DIRECTIVE: Each line of the material below should be reproduced exactly.

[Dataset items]
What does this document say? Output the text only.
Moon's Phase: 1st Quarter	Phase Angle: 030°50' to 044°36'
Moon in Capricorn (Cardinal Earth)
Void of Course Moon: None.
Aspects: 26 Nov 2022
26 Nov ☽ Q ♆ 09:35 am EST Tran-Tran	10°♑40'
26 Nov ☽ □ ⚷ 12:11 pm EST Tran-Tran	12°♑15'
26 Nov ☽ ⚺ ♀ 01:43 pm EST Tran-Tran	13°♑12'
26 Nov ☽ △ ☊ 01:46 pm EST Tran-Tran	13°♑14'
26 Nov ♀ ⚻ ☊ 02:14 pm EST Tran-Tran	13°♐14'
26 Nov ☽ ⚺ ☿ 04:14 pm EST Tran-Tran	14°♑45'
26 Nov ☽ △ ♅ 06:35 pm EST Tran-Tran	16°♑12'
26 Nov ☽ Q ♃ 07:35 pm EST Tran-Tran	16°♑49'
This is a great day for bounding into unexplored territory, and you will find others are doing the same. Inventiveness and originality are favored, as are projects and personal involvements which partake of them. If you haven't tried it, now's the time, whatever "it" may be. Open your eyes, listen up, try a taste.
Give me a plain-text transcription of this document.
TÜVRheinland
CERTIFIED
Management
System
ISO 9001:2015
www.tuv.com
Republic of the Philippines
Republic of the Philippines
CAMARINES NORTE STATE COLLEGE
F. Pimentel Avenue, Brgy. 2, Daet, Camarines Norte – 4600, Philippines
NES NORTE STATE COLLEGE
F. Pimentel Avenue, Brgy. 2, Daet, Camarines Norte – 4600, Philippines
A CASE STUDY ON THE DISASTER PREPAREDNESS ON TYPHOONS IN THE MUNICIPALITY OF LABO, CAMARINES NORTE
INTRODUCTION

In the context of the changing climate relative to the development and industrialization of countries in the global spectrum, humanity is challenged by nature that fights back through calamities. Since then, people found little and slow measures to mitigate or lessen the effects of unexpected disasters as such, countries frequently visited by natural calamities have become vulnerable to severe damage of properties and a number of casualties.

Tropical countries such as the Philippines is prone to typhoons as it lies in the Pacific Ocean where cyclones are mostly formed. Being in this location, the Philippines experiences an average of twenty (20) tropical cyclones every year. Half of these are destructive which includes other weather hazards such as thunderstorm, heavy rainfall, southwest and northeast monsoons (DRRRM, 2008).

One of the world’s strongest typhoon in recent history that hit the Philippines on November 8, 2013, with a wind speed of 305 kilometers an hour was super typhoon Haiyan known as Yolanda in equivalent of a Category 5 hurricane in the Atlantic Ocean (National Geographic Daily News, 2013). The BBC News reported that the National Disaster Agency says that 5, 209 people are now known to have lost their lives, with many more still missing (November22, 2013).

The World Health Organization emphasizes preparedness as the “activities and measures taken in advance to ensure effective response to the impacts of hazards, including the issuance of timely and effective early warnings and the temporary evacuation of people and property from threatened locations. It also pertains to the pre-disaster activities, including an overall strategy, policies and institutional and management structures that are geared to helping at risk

ANSWER TO THIS TASK:
What does this document say? Output the text only.
Moon's Phase: 1st Quarter	Phase Angle: 030°50' to 044°36'
Moon in Capricorn (Cardinal Earth)
Void of Course Moon: None.
Aspects: 26 Nov 2022
26 Nov ☽ Q ♆ 09:35 am EST Tran-Tran	10°♑40'
26 Nov ☽ □ ⚷ 12:11 pm EST Tran-Tran	12°♑15'
26 Nov ☽ ⚺ ♀ 01:43 pm EST Tran-Tran	13°♑12'
26 Nov ☽ △ ☊ 01:46 pm EST Tran-Tran	13°♑14'
26 Nov ♀ ⚻ ☊ 02:14 pm EST Tran-Tran	13°♐14'
26 Nov ☽ ⚺ ☿ 04:14 pm EST Tran-Tran	14°♑45'
26 Nov ☽ △ ♅ 06:35 pm EST Tran-Tran	16°♑12'
26 Nov ☽ Q ♃ 07:35 pm EST Tran-Tran	16°♑49'
This is a great day for bounding into unexplored territory, and you will find others are doing the same. Inventiveness and originality are favored, as are projects and personal involvements which partake of them. If you haven't tried it, now's the time, whatever "it" may be. Open your eyes, listen up, try a taste.
Give me a plain-text transcription of this document.
TÜVRheinland
CERTIFIED
Management
System
ISO 9001:2015
www.tuv.com
Republic of the Philippines
Republic of the Philippines
CAMARINES NORTE STATE COLLEGE
F. Pimentel Avenue, Brgy. 2, Daet, Camarines Norte – 4600, Philippines
NES NORTE STATE COLLEGE
F. Pimentel Avenue, Brgy. 2, Daet, Camarines Norte – 4600, Philippines
A CASE STUDY ON THE DISASTER PREPAREDNESS ON TYPHOONS IN THE MUNICIPALITY OF LABO, CAMARINES NORTE
INTRODUCTION

In the context of the changing climate relative to the development and industrialization of countries in the global spectrum, humanity is challenged by nature that fights back through calamities. Since then, people found little and slow measures to mitigate or lessen the effects of unexpected disasters as such, countries frequently visited by natural calamities have become vulnerable to severe damage of properties and a number of casualties.

Tropical countries such as the Philippines is prone to typhoons as it lies in the Pacific Ocean where cyclones are mostly formed. Being in this location, the Philippines experiences an average of twenty (20) tropical cyclones every year. Half of these are destructive which includes other weather hazards such as thunderstorm, heavy rainfall, southwest and northeast monsoons (DRRRM, 2008).

One of the world’s strongest typhoon in recent history that hit the Philippines on November 8, 2013, with a wind speed of 305 kilometers an hour was super typhoon Haiyan known as Yolanda in equivalent of a Category 5 hurricane in the Atlantic Ocean (National Geographic Daily News, 2013). The BBC News reported that the National Disaster Agency says that 5, 209 people are now known to have lost their lives, with many more still missing (November22, 2013).

The World Health Organization emphasizes preparedness as the “activities and measures taken in advance to ensure effective response to the impacts of hazards, including the issuance of timely and effective early warnings and the temporary evacuation of people and property from threatened locations. It also pertains to the pre-disaster activities, including an overall strategy, policies and institutional and management structures that are geared to helping at risk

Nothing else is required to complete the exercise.